- [Task details]: Copy out all lines that carry the word "TradingView".

=-=-=-=-=

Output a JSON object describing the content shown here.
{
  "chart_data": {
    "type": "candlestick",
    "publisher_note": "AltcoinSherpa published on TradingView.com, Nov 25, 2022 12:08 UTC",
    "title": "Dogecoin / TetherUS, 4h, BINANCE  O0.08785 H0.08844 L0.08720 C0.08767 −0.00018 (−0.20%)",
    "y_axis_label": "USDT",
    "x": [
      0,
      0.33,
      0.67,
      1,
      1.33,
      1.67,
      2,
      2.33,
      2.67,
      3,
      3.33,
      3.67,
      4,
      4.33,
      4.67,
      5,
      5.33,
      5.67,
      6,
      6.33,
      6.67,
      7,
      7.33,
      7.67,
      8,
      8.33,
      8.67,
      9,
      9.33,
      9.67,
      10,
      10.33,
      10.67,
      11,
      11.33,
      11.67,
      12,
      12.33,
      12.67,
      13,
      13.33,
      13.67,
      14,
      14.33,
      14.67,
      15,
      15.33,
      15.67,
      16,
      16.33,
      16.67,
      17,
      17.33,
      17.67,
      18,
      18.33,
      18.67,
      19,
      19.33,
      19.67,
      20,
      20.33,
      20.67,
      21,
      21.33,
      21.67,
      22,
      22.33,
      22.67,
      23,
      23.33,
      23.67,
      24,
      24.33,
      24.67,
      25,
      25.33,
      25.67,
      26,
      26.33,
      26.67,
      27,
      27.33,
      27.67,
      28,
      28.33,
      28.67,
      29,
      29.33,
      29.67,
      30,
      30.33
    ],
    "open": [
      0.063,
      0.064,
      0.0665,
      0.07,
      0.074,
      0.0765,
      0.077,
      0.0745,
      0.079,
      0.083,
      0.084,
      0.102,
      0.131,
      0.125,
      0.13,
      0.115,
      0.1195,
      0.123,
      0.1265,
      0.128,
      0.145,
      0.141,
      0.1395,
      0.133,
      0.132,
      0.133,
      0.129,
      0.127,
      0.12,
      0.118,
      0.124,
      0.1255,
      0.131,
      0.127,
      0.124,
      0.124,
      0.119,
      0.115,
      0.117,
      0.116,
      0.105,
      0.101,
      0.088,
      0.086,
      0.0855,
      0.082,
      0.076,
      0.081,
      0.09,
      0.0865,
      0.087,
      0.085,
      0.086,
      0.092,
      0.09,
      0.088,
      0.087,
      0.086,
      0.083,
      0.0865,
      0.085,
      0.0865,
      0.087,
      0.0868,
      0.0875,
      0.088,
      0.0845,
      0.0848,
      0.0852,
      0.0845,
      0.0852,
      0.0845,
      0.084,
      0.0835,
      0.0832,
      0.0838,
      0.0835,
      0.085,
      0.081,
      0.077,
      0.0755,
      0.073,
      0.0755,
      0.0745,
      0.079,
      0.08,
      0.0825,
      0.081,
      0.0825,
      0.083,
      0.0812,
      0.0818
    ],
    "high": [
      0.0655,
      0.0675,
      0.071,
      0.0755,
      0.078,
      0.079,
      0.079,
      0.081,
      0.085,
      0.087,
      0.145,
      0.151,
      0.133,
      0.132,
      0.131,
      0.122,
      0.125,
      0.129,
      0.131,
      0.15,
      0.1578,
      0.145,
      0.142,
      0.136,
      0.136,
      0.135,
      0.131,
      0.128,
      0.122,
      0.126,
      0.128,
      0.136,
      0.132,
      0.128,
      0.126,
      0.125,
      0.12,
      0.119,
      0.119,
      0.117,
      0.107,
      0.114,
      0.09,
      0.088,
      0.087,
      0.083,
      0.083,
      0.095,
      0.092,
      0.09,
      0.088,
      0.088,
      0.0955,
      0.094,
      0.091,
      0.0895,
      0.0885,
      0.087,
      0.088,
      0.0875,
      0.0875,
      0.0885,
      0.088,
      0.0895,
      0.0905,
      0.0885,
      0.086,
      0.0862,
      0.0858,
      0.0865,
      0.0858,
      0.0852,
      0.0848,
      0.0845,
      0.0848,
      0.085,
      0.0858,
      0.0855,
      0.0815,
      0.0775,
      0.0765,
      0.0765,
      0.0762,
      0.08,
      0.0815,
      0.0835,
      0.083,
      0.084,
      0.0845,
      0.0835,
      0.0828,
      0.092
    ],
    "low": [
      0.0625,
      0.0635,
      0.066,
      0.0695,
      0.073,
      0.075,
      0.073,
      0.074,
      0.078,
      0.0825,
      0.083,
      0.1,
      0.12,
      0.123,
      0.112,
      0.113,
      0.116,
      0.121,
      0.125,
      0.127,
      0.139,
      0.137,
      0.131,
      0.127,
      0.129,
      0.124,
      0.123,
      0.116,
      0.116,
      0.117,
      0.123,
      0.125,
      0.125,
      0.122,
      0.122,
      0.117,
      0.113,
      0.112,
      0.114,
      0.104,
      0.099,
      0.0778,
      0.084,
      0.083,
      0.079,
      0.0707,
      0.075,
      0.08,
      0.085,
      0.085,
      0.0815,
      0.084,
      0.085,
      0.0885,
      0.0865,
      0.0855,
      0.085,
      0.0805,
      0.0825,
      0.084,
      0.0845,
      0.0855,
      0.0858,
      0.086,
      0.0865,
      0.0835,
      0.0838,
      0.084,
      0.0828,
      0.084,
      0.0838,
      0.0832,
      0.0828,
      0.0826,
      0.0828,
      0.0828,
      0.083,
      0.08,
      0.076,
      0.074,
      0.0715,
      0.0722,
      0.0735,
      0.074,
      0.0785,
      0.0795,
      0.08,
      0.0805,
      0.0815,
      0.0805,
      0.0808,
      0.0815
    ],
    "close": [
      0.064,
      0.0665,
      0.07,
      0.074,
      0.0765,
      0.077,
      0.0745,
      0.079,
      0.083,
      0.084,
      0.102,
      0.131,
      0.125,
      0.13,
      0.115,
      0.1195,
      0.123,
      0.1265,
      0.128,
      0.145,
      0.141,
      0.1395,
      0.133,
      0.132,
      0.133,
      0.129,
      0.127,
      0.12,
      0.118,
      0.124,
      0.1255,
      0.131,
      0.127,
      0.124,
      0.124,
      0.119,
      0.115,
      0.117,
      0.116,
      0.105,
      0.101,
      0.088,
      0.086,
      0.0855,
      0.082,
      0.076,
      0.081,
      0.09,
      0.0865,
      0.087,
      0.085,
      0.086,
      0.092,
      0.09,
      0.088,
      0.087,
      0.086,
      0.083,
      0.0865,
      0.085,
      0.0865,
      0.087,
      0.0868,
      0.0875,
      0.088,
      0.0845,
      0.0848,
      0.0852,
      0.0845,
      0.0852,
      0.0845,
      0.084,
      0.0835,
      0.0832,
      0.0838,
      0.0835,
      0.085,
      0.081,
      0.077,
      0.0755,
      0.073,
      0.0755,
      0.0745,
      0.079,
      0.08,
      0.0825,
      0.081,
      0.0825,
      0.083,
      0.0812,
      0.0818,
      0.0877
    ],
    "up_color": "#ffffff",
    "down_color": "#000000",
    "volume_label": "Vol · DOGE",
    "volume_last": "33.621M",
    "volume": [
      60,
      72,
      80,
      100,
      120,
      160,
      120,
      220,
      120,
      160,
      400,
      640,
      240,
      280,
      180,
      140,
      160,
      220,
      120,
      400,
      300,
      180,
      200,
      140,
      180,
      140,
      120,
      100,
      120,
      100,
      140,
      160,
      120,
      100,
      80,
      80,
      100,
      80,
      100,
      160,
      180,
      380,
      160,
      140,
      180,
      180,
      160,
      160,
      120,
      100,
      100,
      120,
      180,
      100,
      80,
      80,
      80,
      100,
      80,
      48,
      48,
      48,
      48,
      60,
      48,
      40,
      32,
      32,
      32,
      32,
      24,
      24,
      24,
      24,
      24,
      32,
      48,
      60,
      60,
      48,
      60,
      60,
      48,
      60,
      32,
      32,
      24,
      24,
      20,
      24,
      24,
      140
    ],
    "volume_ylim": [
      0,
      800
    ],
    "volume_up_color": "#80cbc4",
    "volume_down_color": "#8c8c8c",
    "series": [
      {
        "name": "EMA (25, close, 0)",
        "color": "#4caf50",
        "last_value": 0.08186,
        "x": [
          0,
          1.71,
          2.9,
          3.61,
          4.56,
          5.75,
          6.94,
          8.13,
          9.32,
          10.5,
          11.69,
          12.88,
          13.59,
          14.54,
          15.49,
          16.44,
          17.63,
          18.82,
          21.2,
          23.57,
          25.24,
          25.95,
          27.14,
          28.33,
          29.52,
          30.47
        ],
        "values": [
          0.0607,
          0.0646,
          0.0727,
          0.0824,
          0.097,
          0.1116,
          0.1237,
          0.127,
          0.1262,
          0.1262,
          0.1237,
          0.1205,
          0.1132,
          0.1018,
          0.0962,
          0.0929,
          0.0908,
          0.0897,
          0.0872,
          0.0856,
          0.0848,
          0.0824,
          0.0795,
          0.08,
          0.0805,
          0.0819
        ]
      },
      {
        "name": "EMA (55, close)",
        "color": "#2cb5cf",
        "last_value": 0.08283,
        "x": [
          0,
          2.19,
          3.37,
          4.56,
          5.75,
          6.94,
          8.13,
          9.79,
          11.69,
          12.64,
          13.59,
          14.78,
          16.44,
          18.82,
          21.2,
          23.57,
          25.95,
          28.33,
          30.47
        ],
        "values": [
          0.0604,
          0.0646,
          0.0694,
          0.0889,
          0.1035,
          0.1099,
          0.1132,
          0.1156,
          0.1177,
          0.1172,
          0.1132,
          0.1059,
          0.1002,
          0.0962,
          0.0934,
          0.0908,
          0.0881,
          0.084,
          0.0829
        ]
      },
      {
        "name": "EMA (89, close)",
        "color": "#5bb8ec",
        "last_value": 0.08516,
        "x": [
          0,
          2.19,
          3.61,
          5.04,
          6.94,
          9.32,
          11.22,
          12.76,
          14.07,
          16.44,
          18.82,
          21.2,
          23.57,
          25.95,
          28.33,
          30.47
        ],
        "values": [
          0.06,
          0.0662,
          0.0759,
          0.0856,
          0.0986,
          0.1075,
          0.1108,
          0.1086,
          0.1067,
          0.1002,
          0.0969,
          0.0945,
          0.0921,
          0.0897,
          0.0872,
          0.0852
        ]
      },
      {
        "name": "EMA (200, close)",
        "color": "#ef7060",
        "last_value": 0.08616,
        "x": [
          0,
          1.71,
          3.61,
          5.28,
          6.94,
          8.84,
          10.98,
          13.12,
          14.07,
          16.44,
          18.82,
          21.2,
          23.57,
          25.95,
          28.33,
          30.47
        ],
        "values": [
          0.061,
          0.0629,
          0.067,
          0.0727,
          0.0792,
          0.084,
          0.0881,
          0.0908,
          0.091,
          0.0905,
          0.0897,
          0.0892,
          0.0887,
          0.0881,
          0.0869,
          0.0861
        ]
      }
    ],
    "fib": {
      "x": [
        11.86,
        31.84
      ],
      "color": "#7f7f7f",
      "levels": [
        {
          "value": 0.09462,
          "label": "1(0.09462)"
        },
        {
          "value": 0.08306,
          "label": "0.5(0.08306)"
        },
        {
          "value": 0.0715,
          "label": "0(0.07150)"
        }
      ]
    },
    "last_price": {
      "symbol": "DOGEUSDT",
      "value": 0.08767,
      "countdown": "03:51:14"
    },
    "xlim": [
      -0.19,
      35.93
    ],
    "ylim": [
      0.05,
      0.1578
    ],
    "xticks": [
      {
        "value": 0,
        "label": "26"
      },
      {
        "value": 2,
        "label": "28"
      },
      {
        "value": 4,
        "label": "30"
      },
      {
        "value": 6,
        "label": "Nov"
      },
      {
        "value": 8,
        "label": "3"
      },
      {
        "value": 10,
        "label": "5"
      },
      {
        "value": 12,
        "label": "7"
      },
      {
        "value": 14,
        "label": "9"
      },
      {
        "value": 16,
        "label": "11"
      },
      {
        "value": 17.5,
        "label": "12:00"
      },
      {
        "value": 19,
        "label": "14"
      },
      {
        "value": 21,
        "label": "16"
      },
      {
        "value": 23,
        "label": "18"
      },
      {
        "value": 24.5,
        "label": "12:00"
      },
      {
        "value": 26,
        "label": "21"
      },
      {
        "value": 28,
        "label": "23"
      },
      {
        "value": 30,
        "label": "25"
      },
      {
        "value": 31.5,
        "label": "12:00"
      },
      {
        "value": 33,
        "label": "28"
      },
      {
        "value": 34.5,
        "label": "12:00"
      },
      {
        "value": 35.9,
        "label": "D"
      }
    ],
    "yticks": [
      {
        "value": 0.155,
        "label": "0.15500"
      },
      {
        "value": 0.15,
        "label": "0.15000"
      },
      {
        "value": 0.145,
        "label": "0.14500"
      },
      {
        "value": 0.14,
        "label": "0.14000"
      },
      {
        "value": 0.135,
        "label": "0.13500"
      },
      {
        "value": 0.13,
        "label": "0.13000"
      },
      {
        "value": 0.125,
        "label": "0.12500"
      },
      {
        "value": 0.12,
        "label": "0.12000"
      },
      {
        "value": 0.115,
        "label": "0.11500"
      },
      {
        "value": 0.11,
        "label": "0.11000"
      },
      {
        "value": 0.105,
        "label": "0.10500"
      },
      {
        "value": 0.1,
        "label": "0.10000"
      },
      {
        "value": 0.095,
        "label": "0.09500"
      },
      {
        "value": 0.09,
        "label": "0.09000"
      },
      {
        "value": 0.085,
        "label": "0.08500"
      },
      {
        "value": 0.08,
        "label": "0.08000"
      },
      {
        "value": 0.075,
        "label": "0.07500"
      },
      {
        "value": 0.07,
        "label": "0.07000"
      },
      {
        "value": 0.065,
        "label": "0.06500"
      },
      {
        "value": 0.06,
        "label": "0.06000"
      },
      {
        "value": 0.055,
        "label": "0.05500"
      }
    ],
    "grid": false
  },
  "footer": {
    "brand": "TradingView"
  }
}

=-=-=-=-=

- [Full answer]:
    "publisher_note": "AltcoinSherpa published on TradingView.com, Nov 25, 2022 12:08 UTC",
    "brand": "TradingView"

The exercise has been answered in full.